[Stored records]
....
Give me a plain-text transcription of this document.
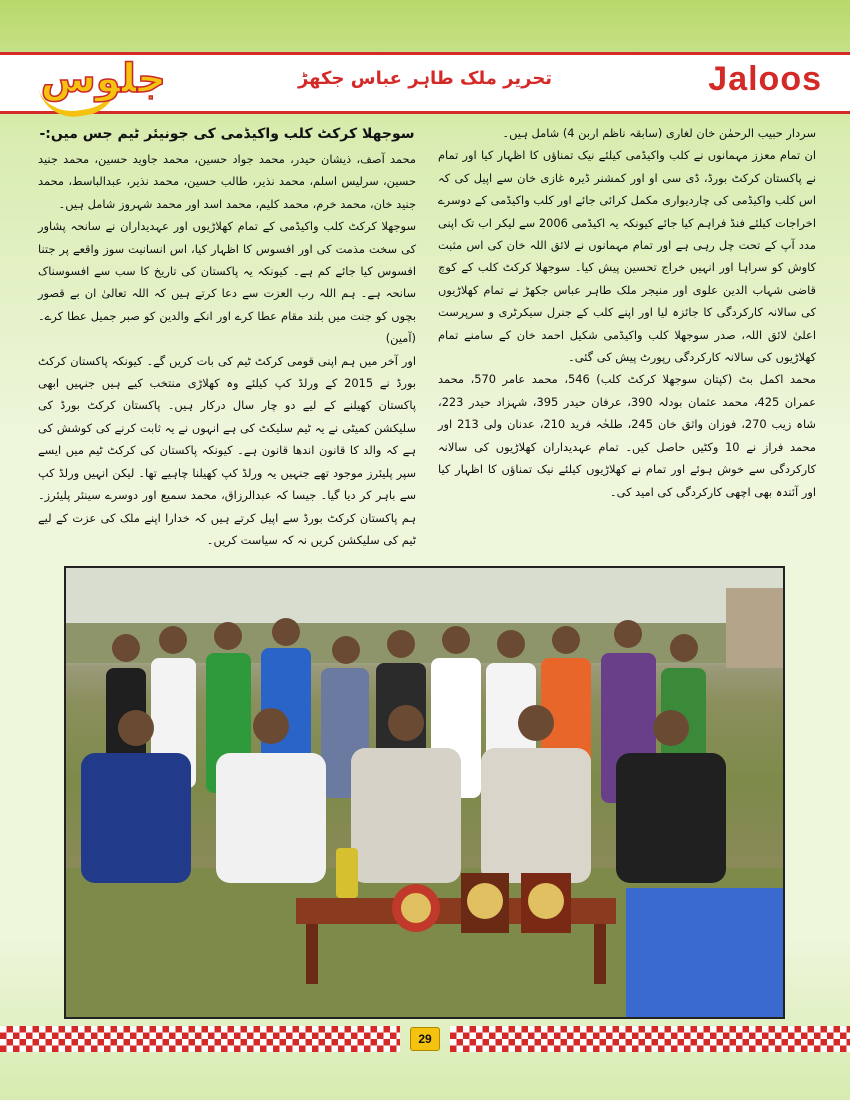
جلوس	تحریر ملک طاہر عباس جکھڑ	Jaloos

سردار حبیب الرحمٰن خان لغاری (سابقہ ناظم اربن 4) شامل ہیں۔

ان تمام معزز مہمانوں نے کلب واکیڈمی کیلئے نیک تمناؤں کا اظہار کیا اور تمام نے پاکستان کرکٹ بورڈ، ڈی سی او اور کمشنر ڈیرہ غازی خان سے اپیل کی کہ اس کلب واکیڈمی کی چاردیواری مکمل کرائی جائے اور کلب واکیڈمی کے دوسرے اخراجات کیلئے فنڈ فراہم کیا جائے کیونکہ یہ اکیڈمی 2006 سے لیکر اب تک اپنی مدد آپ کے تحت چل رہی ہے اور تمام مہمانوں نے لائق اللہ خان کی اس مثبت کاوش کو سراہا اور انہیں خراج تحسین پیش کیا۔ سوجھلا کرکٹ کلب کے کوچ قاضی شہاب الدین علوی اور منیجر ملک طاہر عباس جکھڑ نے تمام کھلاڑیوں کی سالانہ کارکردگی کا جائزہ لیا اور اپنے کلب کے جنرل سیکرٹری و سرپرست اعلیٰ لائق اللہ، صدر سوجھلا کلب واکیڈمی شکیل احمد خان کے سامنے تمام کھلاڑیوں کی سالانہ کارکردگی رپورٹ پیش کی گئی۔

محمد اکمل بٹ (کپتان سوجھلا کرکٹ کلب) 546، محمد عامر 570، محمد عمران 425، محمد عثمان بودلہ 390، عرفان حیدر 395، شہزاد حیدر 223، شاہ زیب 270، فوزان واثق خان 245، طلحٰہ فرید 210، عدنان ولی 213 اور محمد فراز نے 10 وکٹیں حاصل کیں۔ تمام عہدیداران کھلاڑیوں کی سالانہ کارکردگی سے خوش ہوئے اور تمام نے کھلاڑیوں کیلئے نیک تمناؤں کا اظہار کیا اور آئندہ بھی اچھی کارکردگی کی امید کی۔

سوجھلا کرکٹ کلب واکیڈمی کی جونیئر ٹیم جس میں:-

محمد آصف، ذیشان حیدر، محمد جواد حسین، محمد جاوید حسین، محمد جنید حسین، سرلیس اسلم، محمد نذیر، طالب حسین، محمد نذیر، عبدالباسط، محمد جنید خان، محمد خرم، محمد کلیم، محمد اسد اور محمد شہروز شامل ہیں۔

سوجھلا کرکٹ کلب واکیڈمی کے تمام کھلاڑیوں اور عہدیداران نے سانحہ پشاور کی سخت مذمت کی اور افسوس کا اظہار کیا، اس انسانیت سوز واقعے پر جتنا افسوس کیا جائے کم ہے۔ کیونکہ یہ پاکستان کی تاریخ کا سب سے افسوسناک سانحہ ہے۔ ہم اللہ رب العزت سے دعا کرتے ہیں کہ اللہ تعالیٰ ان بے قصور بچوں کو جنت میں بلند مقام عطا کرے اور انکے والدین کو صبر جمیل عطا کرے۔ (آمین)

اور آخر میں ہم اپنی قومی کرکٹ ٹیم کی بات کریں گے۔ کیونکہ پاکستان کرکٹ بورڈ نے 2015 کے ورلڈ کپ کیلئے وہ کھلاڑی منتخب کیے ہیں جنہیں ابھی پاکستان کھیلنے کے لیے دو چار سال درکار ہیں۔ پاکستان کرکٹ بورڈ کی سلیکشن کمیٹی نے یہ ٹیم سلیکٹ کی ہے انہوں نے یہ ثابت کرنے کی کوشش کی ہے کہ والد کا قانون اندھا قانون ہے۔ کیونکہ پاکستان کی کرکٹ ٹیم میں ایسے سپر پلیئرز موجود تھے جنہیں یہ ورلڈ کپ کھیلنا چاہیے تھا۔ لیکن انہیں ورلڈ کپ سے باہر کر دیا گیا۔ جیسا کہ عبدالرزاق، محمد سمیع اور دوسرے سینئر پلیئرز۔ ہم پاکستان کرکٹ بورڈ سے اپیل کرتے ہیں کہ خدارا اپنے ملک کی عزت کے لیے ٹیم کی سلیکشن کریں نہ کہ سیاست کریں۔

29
....
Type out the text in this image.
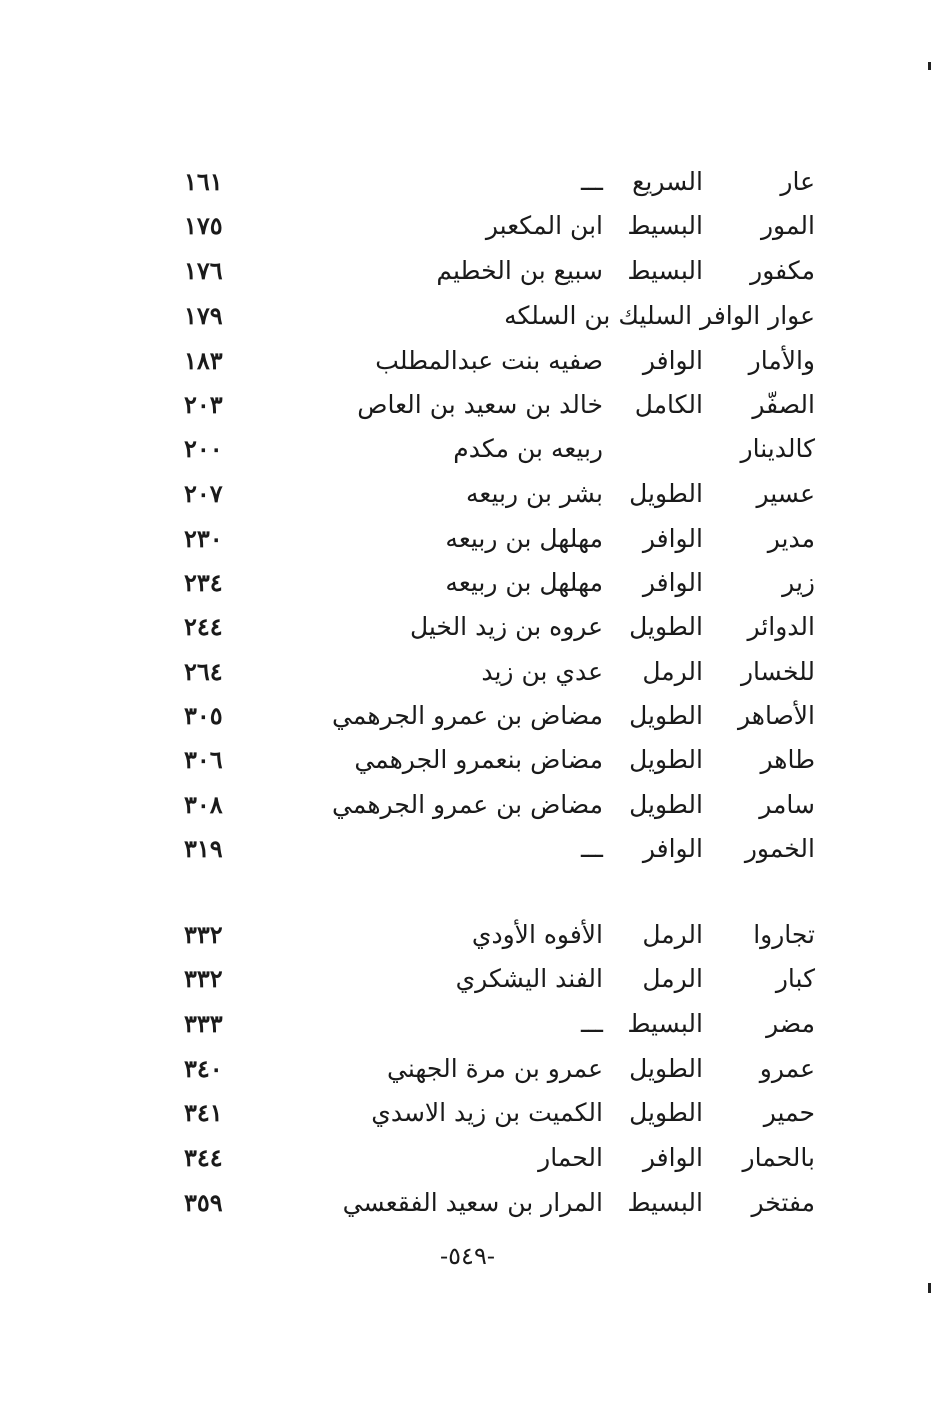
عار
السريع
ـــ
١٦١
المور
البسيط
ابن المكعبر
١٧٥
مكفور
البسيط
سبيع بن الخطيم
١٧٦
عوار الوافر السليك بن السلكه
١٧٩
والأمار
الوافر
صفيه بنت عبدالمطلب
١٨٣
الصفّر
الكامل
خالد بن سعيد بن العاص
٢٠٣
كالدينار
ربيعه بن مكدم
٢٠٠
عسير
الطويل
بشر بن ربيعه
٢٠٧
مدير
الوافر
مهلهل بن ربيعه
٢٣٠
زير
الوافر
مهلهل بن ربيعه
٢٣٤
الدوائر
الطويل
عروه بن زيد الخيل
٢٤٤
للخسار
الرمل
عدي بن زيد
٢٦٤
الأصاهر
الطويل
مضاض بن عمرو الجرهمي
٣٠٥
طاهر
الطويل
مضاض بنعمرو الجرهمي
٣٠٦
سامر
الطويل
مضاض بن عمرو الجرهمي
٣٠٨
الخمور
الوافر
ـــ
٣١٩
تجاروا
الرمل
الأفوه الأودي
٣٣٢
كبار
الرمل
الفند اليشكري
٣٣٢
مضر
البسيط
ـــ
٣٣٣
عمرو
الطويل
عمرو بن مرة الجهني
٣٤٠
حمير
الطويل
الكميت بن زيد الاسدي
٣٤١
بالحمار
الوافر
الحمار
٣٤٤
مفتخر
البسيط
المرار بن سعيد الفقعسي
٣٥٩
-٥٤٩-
....
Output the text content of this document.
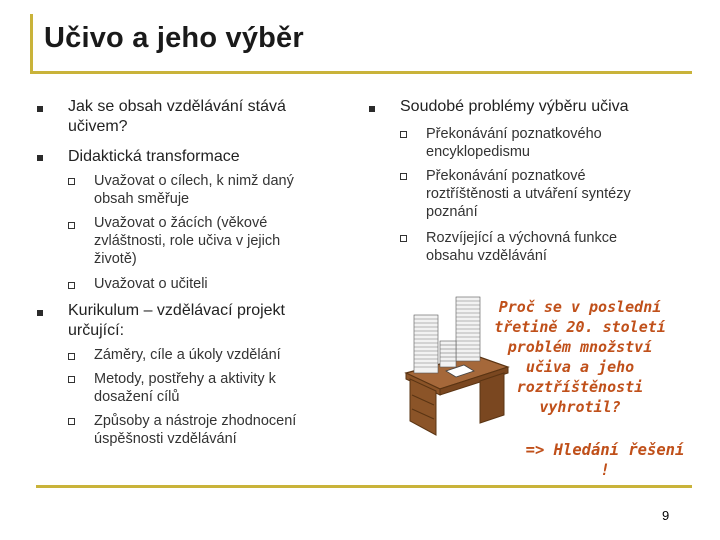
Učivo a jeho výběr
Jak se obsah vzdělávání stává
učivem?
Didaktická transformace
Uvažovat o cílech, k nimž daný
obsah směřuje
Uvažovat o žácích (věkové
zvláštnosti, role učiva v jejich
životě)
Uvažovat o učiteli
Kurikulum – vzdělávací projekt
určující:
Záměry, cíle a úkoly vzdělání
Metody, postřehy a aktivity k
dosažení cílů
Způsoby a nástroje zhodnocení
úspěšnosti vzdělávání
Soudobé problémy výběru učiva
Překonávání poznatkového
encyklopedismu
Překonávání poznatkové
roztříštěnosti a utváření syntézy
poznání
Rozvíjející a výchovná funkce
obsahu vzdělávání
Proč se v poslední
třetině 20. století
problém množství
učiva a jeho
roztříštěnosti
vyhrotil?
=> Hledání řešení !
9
....
#### Written task:
Only a number is wanted here: how many lines in the data above include the string "سعيد"?

#### Exercise answer:
2